§ **Stated goal**: Lay out every line of the listing below as a Markdown table with the columns Row and Entry. Number the rows and skip blank lines.

(Recorded data)
= = =

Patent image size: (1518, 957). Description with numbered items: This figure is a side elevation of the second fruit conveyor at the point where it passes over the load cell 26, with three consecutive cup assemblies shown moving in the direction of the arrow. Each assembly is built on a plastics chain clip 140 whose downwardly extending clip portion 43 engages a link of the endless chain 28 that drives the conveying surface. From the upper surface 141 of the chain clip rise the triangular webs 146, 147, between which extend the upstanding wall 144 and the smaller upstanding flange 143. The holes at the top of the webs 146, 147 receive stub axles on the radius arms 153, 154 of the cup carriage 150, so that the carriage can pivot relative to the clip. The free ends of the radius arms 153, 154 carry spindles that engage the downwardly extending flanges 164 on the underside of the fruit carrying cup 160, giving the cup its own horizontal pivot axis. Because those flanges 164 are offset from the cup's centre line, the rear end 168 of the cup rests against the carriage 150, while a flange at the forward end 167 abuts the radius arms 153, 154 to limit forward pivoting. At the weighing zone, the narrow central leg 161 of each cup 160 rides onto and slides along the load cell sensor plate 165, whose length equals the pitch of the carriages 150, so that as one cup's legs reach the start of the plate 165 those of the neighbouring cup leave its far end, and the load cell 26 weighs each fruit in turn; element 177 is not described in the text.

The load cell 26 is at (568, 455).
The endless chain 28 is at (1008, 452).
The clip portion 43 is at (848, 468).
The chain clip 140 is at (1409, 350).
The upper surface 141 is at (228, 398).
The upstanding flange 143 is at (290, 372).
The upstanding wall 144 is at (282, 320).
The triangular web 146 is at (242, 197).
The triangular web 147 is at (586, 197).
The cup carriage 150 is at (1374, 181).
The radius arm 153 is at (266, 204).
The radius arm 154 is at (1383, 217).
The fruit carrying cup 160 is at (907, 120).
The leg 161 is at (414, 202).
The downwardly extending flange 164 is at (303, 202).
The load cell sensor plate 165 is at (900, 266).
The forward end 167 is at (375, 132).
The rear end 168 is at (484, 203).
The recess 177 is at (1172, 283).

= = =

§ **Reply to the task**:
| Row | Entry |
|---|---|
| 1 | Patent image size: (1518, 957). Description with numbered items: This figure is a side elevation of the second fruit conveyor at the point where it passes over the load cell 26, with three consecutive cup assemblies shown moving in the direction of the arrow. Each assembly is built on a plastics chain clip 140 whose downwardly extending clip portion 43 engages a link of the endless chain 28 that drives the conveying surface. From the upper surface 141 of the chain clip rise the triangular webs 146, 147, between which extend the upstanding wall 144 and the smaller upstanding flange 143. The holes at the top of the webs 146, 147 receive stub axles on the radius arms 153, 154 of the cup carriage 150, so that the carriage can pivot relative to the clip. The free ends of the radius arms 153, 154 carry spindles that engage the downwardly extending flanges 164 on the underside of the fruit carrying cup 160, giving the cup its own horizontal pivot axis. Because those flanges 164 are offset from the cup's centre line, the rear end 168 of the cup rests against the carriage 150, while a flange at the forward end 167 abuts the radius arms 153, 154 to limit forward pivoting. At the weighing zone, the narrow central leg 161 of each cup 160 rides onto and slides along the load cell sensor plate 165, whose length equals the pitch of the carriages 150, so that as one cup's legs reach the start of the plate 165 those of the neighbouring cup leave its far end, and the load cell 26 weighs each fruit in turn; element 177 is not described in the text. |
| 2 | The load cell 26 is at (568, 455). |
| 3 | The endless chain 28 is at (1008, 452). |
| 4 | The clip portion 43 is at (848, 468). |
| 5 | The chain clip 140 is at (1409, 350). |
| 6 | The upper surface 141 is at (228, 398). |
| 7 | The upstanding flange 143 is at (290, 372). |
| 8 | The upstanding wall 144 is at (282, 320). |
| 9 | The triangular web 146 is at (242, 197). |
| 10 | The triangular web 147 is at (586, 197). |
| 11 | The cup carriage 150 is at (1374, 181). |
| 12 | The radius arm 153 is at (266, 204). |
| 13 | The radius arm 154 is at (1383, 217). |
| 14 | The fruit carrying cup 160 is at (907, 120). |
| 15 | The leg 161 is at (414, 202). |
| 16 | The downwardly extending flange 164 is at (303, 202). |
| 17 | The load cell sensor plate 165 is at (900, 266). |
| 18 | The forward end 167 is at (375, 132). |
| 19 | The rear end 168 is at (484, 203). |
| 20 | The recess 177 is at (1172, 283). |